Мишпоха №26 | |
ПОДЛИННУЮ ИСТОРИЮ ПИШУТ ПОДВИЖНИКИ Михаил НОРДШТЕЙН Михаил Рывкин в детстве. Второй курс института. М. С. Рывкин сидит справа. М. С. Рывкин. Первый год работы в школе.Первый ряд, второй слева. 1953 г. М. С. Рывкин с академиком Л. В. Алексеевым на праздновании 1000-летия Витебска. 1974 г. Михаил Рывкин, праведница Народов мира Софья Королева и узница Лиозненского гетто Зинаида Булкина. Лиозно, 1996 г. Мэр Витебска Владимир Пелогейко и Михаил Рывкин (в центре) во время открытия Дома-музея Марка Шагала. Витебск, 1997 г. |
Вся жизнь Михаила Степановича Рывкина, ученого, краеведа,
педагога, неразрывно связана с Витебском Война, кровавым ураганом ворвавшись в детство девятилетнего Миши,
займет видное место в его будущих исследованиях. Здесь он уже не только
исследователь, но и в какой-то степени очевидец. Эвакуация с матерью и двумя
сестрами (отец умер до войны), сначала на открытой железнодорожной платформе, бомбежки
в пути, леденящий душу страх, усиленный беззащитностью перед падающей с неба
смертью, – все это навсегда врезалось в память. Тогда, летом 1941-го, он еще не знал, что один из его старших
братьев, направленный в Западную Белоруссию в райотдел
милиции, погибнет в первые же дни войны. Поначалу
никаких вестей не было и от другого брата, призванного в армию в 1939-м. Судьба
его прояснится значительно позже: воевал в танковых войсках, был дважды тяжело
ранен и День Победы встретил в Берлине. Жизнь в глубоком тылу отнюдь не изолировала от военных невзгод.
Постоянное чувство голода, нехватка самого насущного, зимой нетопленные классы
и похоронки, похоронки, которым, казалось, не будет конца. Детства уже не было.

════════════════════

» Задание:
Проверьте по отрывку о Михаиле Рывкине, верны ли утверждения: (a) отец Миши умер во время войны; (b) брат, призванный в армию в 1939 году, встретил День Победы в Берлине; (c) в эвакуацию Миша поехал с матерью и двумя сестрами. На каждое ответьте «да» или «нет» и дословно приведите слова отрывка, которые это решают.

Строки из набора данных
════════════════════

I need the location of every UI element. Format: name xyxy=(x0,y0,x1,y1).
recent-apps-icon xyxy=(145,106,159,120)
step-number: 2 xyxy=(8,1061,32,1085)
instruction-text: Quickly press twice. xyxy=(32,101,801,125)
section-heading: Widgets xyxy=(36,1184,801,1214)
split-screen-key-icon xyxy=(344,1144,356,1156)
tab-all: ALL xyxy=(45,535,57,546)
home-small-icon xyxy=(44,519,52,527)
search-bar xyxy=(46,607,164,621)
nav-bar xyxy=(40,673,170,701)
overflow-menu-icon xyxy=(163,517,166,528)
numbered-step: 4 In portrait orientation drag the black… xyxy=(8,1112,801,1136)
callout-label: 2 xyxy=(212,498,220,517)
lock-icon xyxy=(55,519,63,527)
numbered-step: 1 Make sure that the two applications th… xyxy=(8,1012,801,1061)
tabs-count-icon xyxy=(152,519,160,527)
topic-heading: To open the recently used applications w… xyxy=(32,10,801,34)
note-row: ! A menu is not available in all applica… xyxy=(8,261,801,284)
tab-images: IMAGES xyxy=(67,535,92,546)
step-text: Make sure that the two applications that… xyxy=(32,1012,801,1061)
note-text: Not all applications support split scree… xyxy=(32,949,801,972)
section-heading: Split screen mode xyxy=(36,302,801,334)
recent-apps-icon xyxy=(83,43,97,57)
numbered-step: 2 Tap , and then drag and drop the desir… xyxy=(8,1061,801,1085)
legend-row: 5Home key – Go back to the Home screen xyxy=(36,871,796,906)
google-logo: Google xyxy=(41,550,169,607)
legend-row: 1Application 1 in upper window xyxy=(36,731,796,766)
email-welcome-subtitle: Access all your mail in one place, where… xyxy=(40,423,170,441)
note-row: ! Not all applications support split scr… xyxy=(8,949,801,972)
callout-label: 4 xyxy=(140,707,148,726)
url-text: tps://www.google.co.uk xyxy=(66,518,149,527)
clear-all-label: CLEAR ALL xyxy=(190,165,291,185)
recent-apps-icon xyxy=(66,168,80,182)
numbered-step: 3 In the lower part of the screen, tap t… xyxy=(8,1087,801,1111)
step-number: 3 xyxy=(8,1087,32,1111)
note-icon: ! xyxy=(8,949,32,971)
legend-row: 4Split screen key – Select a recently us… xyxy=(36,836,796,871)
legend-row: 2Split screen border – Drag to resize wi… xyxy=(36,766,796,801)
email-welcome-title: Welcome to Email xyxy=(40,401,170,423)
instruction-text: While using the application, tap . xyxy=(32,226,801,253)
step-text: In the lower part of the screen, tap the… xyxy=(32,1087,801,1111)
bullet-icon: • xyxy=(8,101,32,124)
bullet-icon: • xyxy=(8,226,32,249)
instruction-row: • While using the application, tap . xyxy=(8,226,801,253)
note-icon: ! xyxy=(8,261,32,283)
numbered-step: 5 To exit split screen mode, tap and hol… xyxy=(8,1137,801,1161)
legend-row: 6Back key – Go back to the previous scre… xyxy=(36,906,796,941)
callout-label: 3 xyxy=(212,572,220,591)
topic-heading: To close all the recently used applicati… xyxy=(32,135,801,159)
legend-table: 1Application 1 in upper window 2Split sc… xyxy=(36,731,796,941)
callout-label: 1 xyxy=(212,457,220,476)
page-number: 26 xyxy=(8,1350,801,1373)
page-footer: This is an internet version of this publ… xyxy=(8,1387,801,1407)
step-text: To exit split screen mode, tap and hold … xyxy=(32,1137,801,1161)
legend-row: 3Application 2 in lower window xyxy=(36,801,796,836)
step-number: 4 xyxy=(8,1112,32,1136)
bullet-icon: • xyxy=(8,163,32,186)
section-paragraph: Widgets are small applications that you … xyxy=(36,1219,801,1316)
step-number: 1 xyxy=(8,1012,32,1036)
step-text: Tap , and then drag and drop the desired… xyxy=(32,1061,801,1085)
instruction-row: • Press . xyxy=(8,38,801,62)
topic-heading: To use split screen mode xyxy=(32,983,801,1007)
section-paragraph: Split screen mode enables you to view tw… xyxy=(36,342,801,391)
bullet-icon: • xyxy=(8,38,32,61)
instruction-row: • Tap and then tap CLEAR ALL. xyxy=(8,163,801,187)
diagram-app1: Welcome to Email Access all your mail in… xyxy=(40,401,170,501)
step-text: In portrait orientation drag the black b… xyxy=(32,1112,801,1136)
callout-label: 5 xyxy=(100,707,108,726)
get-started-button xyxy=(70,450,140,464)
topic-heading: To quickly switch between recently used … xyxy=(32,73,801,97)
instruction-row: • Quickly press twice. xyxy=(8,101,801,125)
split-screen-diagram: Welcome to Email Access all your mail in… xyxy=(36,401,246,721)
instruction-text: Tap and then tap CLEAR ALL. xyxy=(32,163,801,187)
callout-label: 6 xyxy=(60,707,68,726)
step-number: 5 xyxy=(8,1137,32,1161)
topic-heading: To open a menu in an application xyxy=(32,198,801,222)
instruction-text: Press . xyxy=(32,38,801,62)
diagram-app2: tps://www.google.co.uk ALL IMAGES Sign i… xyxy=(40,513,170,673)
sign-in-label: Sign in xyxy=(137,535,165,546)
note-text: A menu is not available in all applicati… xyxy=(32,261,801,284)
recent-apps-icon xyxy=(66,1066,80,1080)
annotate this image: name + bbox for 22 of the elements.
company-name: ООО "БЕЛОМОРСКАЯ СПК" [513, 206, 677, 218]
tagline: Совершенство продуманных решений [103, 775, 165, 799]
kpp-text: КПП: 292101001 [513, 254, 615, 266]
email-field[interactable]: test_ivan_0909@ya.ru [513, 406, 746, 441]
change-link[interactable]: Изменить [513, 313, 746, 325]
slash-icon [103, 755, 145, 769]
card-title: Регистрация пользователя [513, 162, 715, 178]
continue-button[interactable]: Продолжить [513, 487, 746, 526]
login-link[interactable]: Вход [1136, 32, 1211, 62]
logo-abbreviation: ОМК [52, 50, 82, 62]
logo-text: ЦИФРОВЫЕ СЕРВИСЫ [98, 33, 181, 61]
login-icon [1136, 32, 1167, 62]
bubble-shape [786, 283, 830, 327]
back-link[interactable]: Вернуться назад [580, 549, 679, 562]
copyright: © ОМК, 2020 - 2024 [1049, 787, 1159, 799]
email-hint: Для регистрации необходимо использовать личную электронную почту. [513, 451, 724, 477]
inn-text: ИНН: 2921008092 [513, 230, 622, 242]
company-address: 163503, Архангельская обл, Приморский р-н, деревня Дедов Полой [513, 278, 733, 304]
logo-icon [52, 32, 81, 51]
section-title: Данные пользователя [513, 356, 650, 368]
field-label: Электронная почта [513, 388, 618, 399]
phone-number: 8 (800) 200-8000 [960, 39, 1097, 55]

════════════════════

» Результат выполнения:
(a) Нет: «отец умер до войны».
(b) Да: «День Победы встретил в Берлине».
(c) Да: «Эвакуация с матерью и двумя сестрами».